- LISTED RECORDS:
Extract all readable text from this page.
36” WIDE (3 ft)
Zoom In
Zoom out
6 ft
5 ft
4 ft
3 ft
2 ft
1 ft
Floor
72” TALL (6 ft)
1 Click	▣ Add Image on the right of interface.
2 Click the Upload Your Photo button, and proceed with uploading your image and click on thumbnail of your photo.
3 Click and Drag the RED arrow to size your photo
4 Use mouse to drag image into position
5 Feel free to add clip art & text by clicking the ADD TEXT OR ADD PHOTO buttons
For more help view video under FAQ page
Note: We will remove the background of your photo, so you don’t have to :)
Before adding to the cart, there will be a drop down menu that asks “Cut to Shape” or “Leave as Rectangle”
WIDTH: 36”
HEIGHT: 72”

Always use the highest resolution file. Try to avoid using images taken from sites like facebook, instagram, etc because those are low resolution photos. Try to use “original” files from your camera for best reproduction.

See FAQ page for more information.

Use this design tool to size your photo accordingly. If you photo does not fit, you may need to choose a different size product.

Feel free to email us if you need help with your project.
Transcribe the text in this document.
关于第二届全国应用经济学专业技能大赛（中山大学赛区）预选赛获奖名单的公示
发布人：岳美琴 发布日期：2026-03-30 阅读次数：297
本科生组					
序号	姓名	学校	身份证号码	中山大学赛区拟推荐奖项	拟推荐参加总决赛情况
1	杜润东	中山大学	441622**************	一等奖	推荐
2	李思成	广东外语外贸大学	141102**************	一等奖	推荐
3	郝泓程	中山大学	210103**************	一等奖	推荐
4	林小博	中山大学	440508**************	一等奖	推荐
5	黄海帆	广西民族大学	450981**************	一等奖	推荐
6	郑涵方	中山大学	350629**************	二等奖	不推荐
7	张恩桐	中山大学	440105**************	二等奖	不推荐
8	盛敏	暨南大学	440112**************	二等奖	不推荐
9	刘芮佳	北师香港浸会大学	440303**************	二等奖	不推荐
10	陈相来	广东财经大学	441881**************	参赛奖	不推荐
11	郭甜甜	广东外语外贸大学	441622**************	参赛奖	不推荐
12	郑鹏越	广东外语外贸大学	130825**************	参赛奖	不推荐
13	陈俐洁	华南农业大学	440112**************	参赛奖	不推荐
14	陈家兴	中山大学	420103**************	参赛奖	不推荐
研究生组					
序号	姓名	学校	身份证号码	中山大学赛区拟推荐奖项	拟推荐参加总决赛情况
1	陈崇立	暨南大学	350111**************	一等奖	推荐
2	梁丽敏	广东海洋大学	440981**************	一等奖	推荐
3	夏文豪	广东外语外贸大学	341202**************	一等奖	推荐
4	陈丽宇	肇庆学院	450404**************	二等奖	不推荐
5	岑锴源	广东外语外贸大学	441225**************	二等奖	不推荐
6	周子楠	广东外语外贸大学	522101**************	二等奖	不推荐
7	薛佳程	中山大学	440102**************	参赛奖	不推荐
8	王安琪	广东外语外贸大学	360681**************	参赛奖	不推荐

- GIVEN TASK:
Repeat the material from above exactly, word for word.

- REPLY:
Extract all readable text from this page.
36” WIDE (3 ft)
Zoom In
Zoom out
6 ft
5 ft
4 ft
3 ft
2 ft
1 ft
Floor
72” TALL (6 ft)
1 Click	▣ Add Image on the right of interface.
2 Click the Upload Your Photo button, and proceed with uploading your image and click on thumbnail of your photo.
3 Click and Drag the RED arrow to size your photo
4 Use mouse to drag image into position
5 Feel free to add clip art & text by clicking the ADD TEXT OR ADD PHOTO buttons
For more help view video under FAQ page
Note: We will remove the background of your photo, so you don’t have to :)
Before adding to the cart, there will be a drop down menu that asks “Cut to Shape” or “Leave as Rectangle”
WIDTH: 36”
HEIGHT: 72”

Always use the highest resolution file. Try to avoid using images taken from sites like facebook, instagram, etc because those are low resolution photos. Try to use “original” files from your camera for best reproduction.

See FAQ page for more information.

Use this design tool to size your photo accordingly. If you photo does not fit, you may need to choose a different size product.

Feel free to email us if you need help with your project.
Transcribe the text in this document.
关于第二届全国应用经济学专业技能大赛（中山大学赛区）预选赛获奖名单的公示
发布人：岳美琴 发布日期：2026-03-30 阅读次数：297
本科生组					
序号	姓名	学校	身份证号码	中山大学赛区拟推荐奖项	拟推荐参加总决赛情况
1	杜润东	中山大学	441622**************	一等奖	推荐
2	李思成	广东外语外贸大学	141102**************	一等奖	推荐
3	郝泓程	中山大学	210103**************	一等奖	推荐
4	林小博	中山大学	440508**************	一等奖	推荐
5	黄海帆	广西民族大学	450981**************	一等奖	推荐
6	郑涵方	中山大学	350629**************	二等奖	不推荐
7	张恩桐	中山大学	440105**************	二等奖	不推荐
8	盛敏	暨南大学	440112**************	二等奖	不推荐
9	刘芮佳	北师香港浸会大学	440303**************	二等奖	不推荐
10	陈相来	广东财经大学	441881**************	参赛奖	不推荐
11	郭甜甜	广东外语外贸大学	441622**************	参赛奖	不推荐
12	郑鹏越	广东外语外贸大学	130825**************	参赛奖	不推荐
13	陈俐洁	华南农业大学	440112**************	参赛奖	不推荐
14	陈家兴	中山大学	420103**************	参赛奖	不推荐
研究生组					
序号	姓名	学校	身份证号码	中山大学赛区拟推荐奖项	拟推荐参加总决赛情况
1	陈崇立	暨南大学	350111**************	一等奖	推荐
2	梁丽敏	广东海洋大学	440981**************	一等奖	推荐
3	夏文豪	广东外语外贸大学	341202**************	一等奖	推荐
4	陈丽宇	肇庆学院	450404**************	二等奖	不推荐
5	岑锴源	广东外语外贸大学	441225**************	二等奖	不推荐
6	周子楠	广东外语外贸大学	522101**************	二等奖	不推荐
7	薛佳程	中山大学	440102**************	参赛奖	不推荐
8	王安琪	广东外语外贸大学	360681**************	参赛奖	不推荐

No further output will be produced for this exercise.